TO BE DONE = For the records below, say how many lines contain the string "this". Give the number only.

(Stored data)
******
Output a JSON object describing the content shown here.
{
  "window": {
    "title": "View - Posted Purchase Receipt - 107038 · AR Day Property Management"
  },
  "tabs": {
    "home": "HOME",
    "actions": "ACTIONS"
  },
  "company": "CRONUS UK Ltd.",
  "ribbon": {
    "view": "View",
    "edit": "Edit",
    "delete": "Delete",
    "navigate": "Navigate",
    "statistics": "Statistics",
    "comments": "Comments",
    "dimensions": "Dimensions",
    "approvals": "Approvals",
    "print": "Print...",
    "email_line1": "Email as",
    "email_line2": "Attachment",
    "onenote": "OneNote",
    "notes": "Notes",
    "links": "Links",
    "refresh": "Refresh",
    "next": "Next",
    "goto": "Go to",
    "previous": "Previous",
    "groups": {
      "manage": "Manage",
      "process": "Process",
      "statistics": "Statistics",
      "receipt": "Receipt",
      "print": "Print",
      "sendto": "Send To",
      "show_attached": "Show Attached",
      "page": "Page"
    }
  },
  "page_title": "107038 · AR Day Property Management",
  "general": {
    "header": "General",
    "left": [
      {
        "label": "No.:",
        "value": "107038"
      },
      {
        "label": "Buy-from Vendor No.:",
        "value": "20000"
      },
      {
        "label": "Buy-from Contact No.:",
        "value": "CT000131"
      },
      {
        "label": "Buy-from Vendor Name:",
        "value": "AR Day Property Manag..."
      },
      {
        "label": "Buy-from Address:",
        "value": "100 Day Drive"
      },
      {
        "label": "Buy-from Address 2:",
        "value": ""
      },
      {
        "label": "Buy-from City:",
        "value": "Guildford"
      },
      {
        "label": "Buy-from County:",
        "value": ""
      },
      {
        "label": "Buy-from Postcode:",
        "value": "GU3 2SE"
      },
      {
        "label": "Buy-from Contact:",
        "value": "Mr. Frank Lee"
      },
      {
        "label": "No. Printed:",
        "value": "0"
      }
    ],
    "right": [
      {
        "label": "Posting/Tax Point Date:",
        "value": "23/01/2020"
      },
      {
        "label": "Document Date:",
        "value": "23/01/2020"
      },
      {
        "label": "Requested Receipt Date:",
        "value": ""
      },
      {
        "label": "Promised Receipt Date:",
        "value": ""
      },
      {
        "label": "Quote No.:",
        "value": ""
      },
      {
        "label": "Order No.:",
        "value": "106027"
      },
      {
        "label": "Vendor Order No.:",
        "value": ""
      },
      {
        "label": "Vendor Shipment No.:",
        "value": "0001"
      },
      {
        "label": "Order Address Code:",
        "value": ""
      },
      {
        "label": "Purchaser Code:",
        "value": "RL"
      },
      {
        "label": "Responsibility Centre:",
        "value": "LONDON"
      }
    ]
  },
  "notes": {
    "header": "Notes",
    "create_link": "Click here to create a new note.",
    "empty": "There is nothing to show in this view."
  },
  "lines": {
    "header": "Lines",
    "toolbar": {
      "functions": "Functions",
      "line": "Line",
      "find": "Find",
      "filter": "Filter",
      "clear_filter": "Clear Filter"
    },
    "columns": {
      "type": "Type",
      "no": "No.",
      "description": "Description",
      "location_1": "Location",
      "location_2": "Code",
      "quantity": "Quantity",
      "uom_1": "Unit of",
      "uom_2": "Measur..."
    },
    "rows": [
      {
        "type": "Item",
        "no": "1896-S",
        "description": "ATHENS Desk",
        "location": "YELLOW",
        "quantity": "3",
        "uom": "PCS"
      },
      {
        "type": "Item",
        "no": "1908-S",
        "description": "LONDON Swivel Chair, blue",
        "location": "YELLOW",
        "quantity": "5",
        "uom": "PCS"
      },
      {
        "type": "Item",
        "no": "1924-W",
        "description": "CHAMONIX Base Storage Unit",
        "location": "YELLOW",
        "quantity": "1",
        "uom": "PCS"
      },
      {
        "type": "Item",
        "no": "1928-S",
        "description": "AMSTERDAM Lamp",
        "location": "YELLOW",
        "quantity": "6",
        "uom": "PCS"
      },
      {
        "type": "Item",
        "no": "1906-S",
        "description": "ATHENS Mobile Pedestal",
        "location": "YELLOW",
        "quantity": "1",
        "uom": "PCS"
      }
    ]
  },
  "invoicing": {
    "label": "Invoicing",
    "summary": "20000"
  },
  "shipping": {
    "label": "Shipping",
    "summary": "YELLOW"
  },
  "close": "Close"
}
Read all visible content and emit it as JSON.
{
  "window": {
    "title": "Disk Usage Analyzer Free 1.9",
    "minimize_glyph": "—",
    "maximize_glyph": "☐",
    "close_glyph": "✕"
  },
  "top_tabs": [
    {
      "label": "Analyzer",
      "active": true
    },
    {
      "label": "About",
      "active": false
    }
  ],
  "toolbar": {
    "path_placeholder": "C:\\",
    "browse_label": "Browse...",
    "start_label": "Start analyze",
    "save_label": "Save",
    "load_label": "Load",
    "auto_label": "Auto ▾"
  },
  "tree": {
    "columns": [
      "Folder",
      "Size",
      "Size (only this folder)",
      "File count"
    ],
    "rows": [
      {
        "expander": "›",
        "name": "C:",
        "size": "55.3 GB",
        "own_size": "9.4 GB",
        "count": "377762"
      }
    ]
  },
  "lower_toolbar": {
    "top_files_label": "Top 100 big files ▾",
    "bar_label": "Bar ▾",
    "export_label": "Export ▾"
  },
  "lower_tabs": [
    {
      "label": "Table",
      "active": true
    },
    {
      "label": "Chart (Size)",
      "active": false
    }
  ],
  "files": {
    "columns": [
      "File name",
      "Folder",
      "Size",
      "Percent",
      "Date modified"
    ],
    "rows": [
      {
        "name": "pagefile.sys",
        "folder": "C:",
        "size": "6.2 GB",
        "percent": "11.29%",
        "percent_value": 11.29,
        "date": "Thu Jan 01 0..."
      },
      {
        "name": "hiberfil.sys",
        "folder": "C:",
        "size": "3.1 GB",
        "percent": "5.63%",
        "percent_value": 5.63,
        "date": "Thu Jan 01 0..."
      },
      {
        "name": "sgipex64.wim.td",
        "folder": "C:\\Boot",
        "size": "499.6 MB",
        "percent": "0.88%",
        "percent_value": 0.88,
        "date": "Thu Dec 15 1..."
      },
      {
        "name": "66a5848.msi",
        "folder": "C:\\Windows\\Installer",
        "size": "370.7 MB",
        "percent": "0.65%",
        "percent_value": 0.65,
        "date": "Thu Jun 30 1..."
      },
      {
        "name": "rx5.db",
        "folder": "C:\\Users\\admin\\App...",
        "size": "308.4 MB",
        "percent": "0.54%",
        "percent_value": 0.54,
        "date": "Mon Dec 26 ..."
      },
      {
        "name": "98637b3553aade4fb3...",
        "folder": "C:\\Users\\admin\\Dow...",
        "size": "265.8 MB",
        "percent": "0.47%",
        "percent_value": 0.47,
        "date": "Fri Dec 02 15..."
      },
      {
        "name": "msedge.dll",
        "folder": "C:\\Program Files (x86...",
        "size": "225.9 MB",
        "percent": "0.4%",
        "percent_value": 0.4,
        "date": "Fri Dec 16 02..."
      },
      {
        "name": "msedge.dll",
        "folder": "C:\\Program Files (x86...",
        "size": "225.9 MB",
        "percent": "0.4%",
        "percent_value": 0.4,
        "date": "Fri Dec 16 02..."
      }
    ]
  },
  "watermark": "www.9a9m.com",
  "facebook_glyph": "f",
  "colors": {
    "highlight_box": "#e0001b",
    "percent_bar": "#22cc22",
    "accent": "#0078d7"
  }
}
******
ANSWER TO THE TASK = 2